[DIRECTIONS FOR THIS TASK]
Each line containing the word "dividing" needs to be copied.

[RECORD EXCERPTS]
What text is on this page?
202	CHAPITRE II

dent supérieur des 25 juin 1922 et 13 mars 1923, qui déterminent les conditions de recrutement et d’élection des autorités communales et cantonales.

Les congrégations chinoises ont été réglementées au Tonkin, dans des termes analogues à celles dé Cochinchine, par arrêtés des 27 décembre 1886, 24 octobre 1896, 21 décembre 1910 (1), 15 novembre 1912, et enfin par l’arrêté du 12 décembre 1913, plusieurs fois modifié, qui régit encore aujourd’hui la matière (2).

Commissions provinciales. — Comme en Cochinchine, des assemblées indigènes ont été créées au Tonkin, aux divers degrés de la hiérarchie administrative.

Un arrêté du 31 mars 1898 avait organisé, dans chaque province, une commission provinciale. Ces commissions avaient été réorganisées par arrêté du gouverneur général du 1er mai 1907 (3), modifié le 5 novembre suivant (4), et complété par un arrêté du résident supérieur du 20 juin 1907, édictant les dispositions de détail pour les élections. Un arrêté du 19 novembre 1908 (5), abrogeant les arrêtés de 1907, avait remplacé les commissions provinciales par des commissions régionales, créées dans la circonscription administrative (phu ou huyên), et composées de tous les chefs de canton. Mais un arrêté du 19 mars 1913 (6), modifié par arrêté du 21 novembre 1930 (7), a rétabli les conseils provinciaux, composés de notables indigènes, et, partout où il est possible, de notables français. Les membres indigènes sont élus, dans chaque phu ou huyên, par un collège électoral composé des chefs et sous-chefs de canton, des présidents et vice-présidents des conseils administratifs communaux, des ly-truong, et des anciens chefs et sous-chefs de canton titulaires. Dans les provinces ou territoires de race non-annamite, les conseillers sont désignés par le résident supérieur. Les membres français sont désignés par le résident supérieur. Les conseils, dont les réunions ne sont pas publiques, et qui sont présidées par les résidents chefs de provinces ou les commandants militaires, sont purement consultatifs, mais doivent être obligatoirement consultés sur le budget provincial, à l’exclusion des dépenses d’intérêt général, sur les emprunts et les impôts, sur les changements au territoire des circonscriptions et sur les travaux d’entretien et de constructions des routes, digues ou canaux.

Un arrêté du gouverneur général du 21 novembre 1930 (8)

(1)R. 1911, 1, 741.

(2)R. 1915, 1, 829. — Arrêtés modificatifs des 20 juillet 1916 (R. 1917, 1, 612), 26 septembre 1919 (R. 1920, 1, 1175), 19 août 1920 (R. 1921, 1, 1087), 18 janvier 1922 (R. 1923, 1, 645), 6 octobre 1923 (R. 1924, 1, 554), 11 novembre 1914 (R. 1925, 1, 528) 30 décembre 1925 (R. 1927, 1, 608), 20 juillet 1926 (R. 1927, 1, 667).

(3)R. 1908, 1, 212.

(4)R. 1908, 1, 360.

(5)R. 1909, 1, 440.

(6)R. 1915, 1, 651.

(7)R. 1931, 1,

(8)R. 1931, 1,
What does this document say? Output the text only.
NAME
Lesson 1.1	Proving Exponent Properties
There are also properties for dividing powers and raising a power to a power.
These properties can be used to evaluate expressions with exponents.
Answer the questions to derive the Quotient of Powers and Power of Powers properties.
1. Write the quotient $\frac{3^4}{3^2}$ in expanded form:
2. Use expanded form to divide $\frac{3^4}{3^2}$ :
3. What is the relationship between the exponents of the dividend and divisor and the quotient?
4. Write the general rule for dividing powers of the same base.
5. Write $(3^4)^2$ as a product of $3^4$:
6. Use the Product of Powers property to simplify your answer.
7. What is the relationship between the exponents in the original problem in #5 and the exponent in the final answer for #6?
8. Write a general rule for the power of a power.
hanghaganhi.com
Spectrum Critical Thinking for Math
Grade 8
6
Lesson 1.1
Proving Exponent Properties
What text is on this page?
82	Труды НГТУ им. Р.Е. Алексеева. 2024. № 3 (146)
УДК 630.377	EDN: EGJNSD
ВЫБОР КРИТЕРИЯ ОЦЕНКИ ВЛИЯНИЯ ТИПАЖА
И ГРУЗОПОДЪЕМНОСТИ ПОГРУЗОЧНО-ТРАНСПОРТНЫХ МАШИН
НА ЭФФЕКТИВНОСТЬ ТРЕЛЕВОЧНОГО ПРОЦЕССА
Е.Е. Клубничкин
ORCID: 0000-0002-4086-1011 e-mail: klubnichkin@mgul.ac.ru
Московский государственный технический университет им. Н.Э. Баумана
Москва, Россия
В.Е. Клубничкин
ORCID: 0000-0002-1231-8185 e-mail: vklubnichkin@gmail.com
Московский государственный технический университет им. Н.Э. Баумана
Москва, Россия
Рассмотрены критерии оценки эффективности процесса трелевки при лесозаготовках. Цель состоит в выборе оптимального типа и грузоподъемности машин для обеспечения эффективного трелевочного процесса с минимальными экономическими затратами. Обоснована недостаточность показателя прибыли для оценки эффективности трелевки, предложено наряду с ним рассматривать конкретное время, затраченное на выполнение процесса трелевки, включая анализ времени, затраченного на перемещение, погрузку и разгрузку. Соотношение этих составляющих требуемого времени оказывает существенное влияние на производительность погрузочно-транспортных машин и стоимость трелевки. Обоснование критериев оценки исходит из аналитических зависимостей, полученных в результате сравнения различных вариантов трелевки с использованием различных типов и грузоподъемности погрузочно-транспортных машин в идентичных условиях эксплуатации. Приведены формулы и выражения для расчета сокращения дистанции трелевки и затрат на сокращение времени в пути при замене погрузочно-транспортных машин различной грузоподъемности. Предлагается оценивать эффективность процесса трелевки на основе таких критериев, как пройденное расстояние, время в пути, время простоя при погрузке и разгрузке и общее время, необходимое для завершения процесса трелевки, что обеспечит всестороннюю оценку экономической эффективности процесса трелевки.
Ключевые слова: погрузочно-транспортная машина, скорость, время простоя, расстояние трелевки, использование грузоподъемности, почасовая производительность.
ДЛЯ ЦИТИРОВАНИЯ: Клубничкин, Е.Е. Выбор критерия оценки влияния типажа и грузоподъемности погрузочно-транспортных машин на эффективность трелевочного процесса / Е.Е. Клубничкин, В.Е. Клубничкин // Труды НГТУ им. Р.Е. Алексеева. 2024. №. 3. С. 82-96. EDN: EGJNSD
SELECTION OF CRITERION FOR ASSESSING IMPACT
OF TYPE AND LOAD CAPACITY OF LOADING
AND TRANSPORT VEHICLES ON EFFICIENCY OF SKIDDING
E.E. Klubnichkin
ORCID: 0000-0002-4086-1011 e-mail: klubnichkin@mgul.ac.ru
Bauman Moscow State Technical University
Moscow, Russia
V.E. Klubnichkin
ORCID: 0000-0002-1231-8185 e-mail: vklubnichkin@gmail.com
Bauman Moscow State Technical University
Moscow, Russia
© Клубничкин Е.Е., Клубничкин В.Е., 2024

[RESPONSE TO THIS TASK]
There are also properties for dividing powers and raising a power to a power.
4. Write the general rule for dividing powers of the same base.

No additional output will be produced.